TO BE DONE: Write out the full set of records exactly. Any pictures in them do not belong in the copy.
####################
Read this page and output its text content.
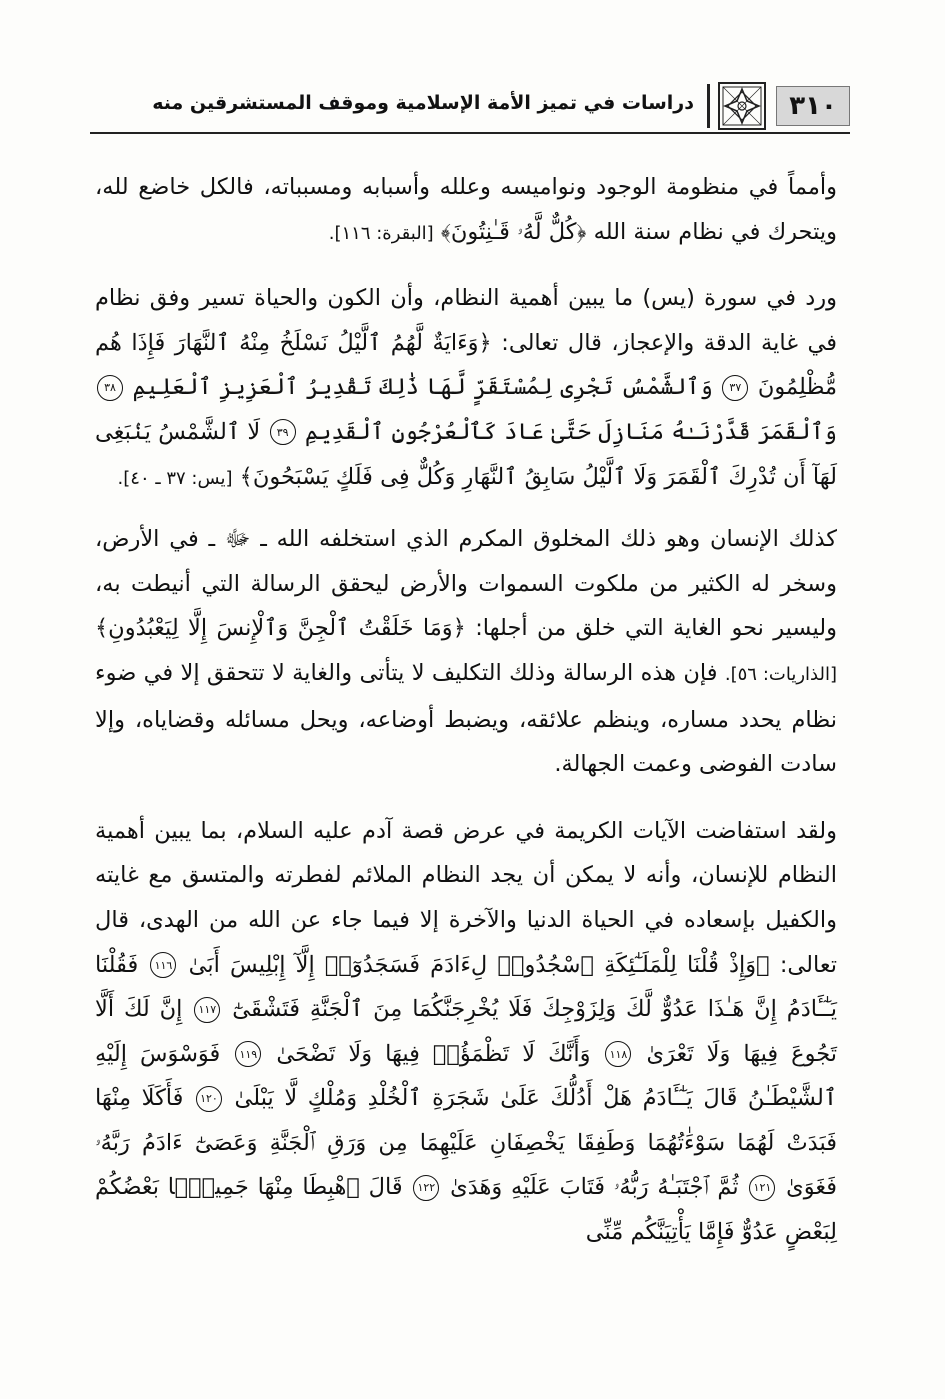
٣١٠
دراسات في تميز الأمة الإسلامية وموقف المستشرقين منه

وأمماً في منظومة الوجود ونواميسه وعلله وأسبابه ومسبباته، فالكل خاضع لله، ويتحرك في نظام سنة الله ﴿كُلٌّ لَّهُۥ قَـٰنِتُونَ﴾ [البقرة: ١١٦].

ورد في سورة (يس) ما يبين أهمية النظام، وأن الكون والحياة تسير وفق نظام في غاية الدقة والإعجاز، قال تعالى: ﴿وَءَايَةٌ لَّهُمُ ٱلَّيْلُ نَسْلَخُ مِنْهُ ٱلنَّهَارَ فَإِذَا هُم مُّظْلِمُونَ ٣٧ وَٱلشَّمْسُ تَجْرِى لِمُسْتَقَرٍّ لَّهَا ذَٰلِكَ تَقْدِيرُ ٱلْعَزِيزِ ٱلْعَلِيمِ ٣٨ وَٱلْقَمَرَ قَدَّرْنَـٰهُ مَنَازِلَ حَتَّىٰ عَادَ كَٱلْعُرْجُونِ ٱلْقَدِيمِ ٣٩ لَا ٱلشَّمْسُ يَنۢبَغِى لَهَآ أَن تُدْرِكَ ٱلْقَمَرَ وَلَا ٱلَّيْلُ سَابِقُ ٱلنَّهَارِ وَكُلٌّ فِى فَلَكٍ يَسْبَحُونَ﴾ [يس: ٣٧ ـ ٤٠].

كذلك الإنسان وهو ذلك المخلوق المكرم الذي استخلفه الله ـ ﷻ ـ في الأرض، وسخر له الكثير من ملكوت السموات والأرض ليحقق الرسالة التي أنيطت به، وليسير نحو الغاية التي خلق من أجلها: ﴿وَمَا خَلَقْتُ ٱلْجِنَّ وَٱلْإِنسَ إِلَّا لِيَعْبُدُونِ﴾ [الذاريات: ٥٦]. فإن هذه الرسالة وذلك التكليف لا يتأتى والغاية لا تتحقق إلا في ضوء نظام يحدد مساره، وينظم علائقه، ويضبط أوضاعه، ويحل مسائله وقضاياه، وإلا سادت الفوضى وعمت الجهالة.

ولقد استفاضت الآيات الكريمة في عرض قصة آدم عليه السلام، بما يبين أهمية النظام للإنسان، وأنه لا يمكن أن يجد النظام الملائم لفطرته والمتسق مع غايته والكفيل بإسعاده في الحياة الدنيا والآخرة إلا فيما جاء عن الله من الهدى، قال تعالى: ﴿وَإِذْ قُلْنَا لِلْمَلَـٰٓئِكَةِ ٱسْجُدُوا۟ لِءَادَمَ فَسَجَدُوٓا۟ إِلَّآ إِبْلِيسَ أَبَىٰ ١١٦ فَقُلْنَا يَـٰٓـَٔادَمُ إِنَّ هَـٰذَا عَدُوٌّ لَّكَ وَلِزَوْجِكَ فَلَا يُخْرِجَنَّكُمَا مِنَ ٱلْجَنَّةِ فَتَشْقَىٰٓ ١١٧ إِنَّ لَكَ أَلَّا تَجُوعَ فِيهَا وَلَا تَعْرَىٰ ١١٨ وَأَنَّكَ لَا تَظْمَؤُا۟ فِيهَا وَلَا تَضْحَىٰ ١١٩ فَوَسْوَسَ إِلَيْهِ ٱلشَّيْطَـٰنُ قَالَ يَـٰٓـَٔادَمُ هَلْ أَدُلُّكَ عَلَىٰ شَجَرَةِ ٱلْخُلْدِ وَمُلْكٍ لَّا يَبْلَىٰ ١٢٠ فَأَكَلَا مِنْهَا فَبَدَتْ لَهُمَا سَوْءَٰتُهُمَا وَطَفِقَا يَخْصِفَانِ عَلَيْهِمَا مِن وَرَقِ ٱلْجَنَّةِ وَعَصَىٰٓ ءَادَمُ رَبَّهُۥ فَغَوَىٰ ١٢١ ثُمَّ ٱجْتَبَـٰهُ رَبُّهُۥ فَتَابَ عَلَيْهِ وَهَدَىٰ ١٢٢ قَالَ ٱهْبِطَا مِنْهَا جَمِيعًۢا بَعْضُكُمْ لِبَعْضٍ عَدُوٌّ فَإِمَّا يَأْتِيَنَّكُم مِّنِّى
####################
FINISHED TASK:
Read this page and output its text content.
٣١٠
دراسات في تميز الأمة الإسلامية وموقف المستشرقين منه

وأمماً في منظومة الوجود ونواميسه وعلله وأسبابه ومسبباته، فالكل خاضع لله، ويتحرك في نظام سنة الله ﴿كُلٌّ لَّهُۥ قَـٰنِتُونَ﴾ [البقرة: ١١٦].

ورد في سورة (يس) ما يبين أهمية النظام، وأن الكون والحياة تسير وفق نظام في غاية الدقة والإعجاز، قال تعالى: ﴿وَءَايَةٌ لَّهُمُ ٱلَّيْلُ نَسْلَخُ مِنْهُ ٱلنَّهَارَ فَإِذَا هُم مُّظْلِمُونَ ٣٧ وَٱلشَّمْسُ تَجْرِى لِمُسْتَقَرٍّ لَّهَا ذَٰلِكَ تَقْدِيرُ ٱلْعَزِيزِ ٱلْعَلِيمِ ٣٨ وَٱلْقَمَرَ قَدَّرْنَـٰهُ مَنَازِلَ حَتَّىٰ عَادَ كَٱلْعُرْجُونِ ٱلْقَدِيمِ ٣٩ لَا ٱلشَّمْسُ يَنۢبَغِى لَهَآ أَن تُدْرِكَ ٱلْقَمَرَ وَلَا ٱلَّيْلُ سَابِقُ ٱلنَّهَارِ وَكُلٌّ فِى فَلَكٍ يَسْبَحُونَ﴾ [يس: ٣٧ ـ ٤٠].

كذلك الإنسان وهو ذلك المخلوق المكرم الذي استخلفه الله ـ ﷻ ـ في الأرض، وسخر له الكثير من ملكوت السموات والأرض ليحقق الرسالة التي أنيطت به، وليسير نحو الغاية التي خلق من أجلها: ﴿وَمَا خَلَقْتُ ٱلْجِنَّ وَٱلْإِنسَ إِلَّا لِيَعْبُدُونِ﴾ [الذاريات: ٥٦]. فإن هذه الرسالة وذلك التكليف لا يتأتى والغاية لا تتحقق إلا في ضوء نظام يحدد مساره، وينظم علائقه، ويضبط أوضاعه، ويحل مسائله وقضاياه، وإلا سادت الفوضى وعمت الجهالة.

ولقد استفاضت الآيات الكريمة في عرض قصة آدم عليه السلام، بما يبين أهمية النظام للإنسان، وأنه لا يمكن أن يجد النظام الملائم لفطرته والمتسق مع غايته والكفيل بإسعاده في الحياة الدنيا والآخرة إلا فيما جاء عن الله من الهدى، قال تعالى: ﴿وَإِذْ قُلْنَا لِلْمَلَـٰٓئِكَةِ ٱسْجُدُوا۟ لِءَادَمَ فَسَجَدُوٓا۟ إِلَّآ إِبْلِيسَ أَبَىٰ ١١٦ فَقُلْنَا يَـٰٓـَٔادَمُ إِنَّ هَـٰذَا عَدُوٌّ لَّكَ وَلِزَوْجِكَ فَلَا يُخْرِجَنَّكُمَا مِنَ ٱلْجَنَّةِ فَتَشْقَىٰٓ ١١٧ إِنَّ لَكَ أَلَّا تَجُوعَ فِيهَا وَلَا تَعْرَىٰ ١١٨ وَأَنَّكَ لَا تَظْمَؤُا۟ فِيهَا وَلَا تَضْحَىٰ ١١٩ فَوَسْوَسَ إِلَيْهِ ٱلشَّيْطَـٰنُ قَالَ يَـٰٓـَٔادَمُ هَلْ أَدُلُّكَ عَلَىٰ شَجَرَةِ ٱلْخُلْدِ وَمُلْكٍ لَّا يَبْلَىٰ ١٢٠ فَأَكَلَا مِنْهَا فَبَدَتْ لَهُمَا سَوْءَٰتُهُمَا وَطَفِقَا يَخْصِفَانِ عَلَيْهِمَا مِن وَرَقِ ٱلْجَنَّةِ وَعَصَىٰٓ ءَادَمُ رَبَّهُۥ فَغَوَىٰ ١٢١ ثُمَّ ٱجْتَبَـٰهُ رَبُّهُۥ فَتَابَ عَلَيْهِ وَهَدَىٰ ١٢٢ قَالَ ٱهْبِطَا مِنْهَا جَمِيعًۢا بَعْضُكُمْ لِبَعْضٍ عَدُوٌّ فَإِمَّا يَأْتِيَنَّكُم مِّنِّى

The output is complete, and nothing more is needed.